What is required
Scan the data below for the string "methods". Show every line where it turns up.
┄┄┄┄┄┄
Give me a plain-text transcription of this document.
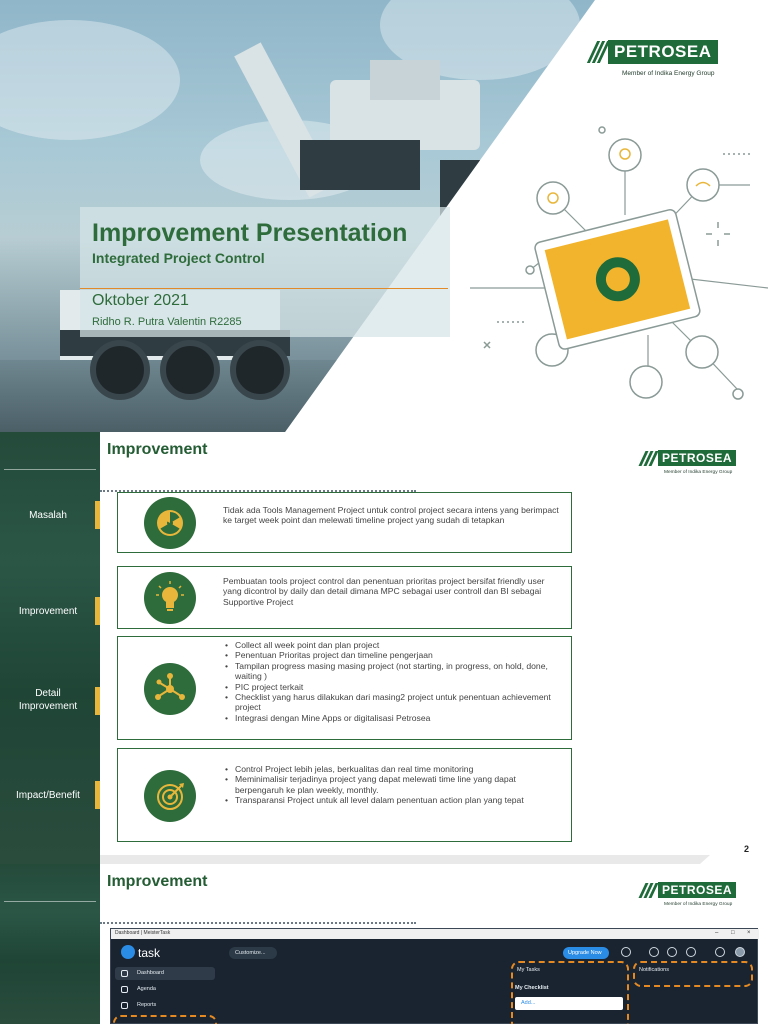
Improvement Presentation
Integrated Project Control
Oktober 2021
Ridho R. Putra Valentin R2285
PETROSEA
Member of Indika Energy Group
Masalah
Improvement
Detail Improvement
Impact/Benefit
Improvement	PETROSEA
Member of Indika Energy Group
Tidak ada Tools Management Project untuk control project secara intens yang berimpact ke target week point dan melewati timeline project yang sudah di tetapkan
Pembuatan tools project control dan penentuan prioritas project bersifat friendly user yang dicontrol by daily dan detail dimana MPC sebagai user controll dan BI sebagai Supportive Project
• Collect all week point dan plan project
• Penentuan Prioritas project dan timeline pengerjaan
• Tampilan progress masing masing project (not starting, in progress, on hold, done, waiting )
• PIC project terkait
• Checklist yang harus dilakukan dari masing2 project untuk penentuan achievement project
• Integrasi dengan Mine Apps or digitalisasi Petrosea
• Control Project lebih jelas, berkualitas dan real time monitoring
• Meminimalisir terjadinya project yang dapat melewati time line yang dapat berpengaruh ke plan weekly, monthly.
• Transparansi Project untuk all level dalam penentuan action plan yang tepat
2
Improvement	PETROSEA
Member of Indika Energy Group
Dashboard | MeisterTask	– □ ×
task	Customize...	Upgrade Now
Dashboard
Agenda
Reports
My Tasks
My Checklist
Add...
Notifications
┄┄┄┄┄┄
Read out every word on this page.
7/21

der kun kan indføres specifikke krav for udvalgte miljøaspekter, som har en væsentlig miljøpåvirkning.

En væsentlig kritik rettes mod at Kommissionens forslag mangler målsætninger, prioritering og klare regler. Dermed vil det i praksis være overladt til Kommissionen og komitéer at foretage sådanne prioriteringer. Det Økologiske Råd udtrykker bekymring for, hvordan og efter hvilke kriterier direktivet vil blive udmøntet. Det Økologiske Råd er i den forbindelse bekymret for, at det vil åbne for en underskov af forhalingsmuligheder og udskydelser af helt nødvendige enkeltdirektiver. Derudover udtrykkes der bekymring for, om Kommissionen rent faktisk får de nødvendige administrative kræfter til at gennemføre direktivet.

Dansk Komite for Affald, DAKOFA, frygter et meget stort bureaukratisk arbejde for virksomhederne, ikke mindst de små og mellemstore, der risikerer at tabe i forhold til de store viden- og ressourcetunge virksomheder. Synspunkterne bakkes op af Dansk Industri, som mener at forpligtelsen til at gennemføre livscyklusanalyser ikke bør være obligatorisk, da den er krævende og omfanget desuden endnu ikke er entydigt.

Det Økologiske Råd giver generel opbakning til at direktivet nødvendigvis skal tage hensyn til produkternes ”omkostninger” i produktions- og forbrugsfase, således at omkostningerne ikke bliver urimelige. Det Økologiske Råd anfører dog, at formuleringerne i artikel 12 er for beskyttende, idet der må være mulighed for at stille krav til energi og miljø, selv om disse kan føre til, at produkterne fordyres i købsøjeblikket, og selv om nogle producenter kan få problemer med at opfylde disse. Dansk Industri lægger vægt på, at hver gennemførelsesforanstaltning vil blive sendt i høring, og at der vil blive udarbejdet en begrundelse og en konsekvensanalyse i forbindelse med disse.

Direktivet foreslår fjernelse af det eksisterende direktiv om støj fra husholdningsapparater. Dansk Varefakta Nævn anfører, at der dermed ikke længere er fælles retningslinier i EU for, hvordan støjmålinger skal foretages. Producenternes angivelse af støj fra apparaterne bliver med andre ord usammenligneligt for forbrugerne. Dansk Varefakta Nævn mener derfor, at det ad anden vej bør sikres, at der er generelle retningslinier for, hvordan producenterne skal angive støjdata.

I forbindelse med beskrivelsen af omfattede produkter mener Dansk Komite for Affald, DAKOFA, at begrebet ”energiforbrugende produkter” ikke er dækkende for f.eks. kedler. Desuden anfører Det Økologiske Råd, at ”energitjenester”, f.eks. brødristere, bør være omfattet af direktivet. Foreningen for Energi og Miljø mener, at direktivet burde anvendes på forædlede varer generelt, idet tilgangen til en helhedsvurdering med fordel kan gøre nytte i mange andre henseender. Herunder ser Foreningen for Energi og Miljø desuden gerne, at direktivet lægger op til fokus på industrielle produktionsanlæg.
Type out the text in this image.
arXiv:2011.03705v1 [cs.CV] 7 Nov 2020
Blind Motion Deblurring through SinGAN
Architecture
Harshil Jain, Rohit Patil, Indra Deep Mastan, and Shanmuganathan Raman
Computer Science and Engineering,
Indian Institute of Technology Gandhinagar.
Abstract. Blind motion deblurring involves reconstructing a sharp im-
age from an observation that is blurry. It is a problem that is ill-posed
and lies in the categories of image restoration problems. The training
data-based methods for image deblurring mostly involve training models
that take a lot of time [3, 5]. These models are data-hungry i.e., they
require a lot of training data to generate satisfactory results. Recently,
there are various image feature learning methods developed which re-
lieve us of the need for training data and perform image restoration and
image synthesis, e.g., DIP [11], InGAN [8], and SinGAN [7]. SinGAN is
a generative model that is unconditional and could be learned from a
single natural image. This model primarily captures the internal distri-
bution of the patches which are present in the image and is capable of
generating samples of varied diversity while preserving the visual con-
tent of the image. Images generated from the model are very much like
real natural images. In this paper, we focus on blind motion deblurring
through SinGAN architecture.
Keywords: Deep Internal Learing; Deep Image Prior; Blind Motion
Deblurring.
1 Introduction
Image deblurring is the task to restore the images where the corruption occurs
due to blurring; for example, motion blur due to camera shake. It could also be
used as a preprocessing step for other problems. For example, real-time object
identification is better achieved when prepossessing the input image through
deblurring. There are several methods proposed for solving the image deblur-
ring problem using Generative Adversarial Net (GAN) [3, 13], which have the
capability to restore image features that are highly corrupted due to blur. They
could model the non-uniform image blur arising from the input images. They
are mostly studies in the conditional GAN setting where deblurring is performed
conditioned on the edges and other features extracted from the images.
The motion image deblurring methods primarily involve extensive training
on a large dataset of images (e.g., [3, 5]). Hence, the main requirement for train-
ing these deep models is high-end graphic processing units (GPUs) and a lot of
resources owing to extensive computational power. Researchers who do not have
┄┄┄┄┄┄
Right answer
data-based methods for image deblurring mostly involve training models
there are various image feature learning methods developed which re-
deblurring. There are several methods proposed for solving the image deblur-
The motion image deblurring methods primarily involve extensive training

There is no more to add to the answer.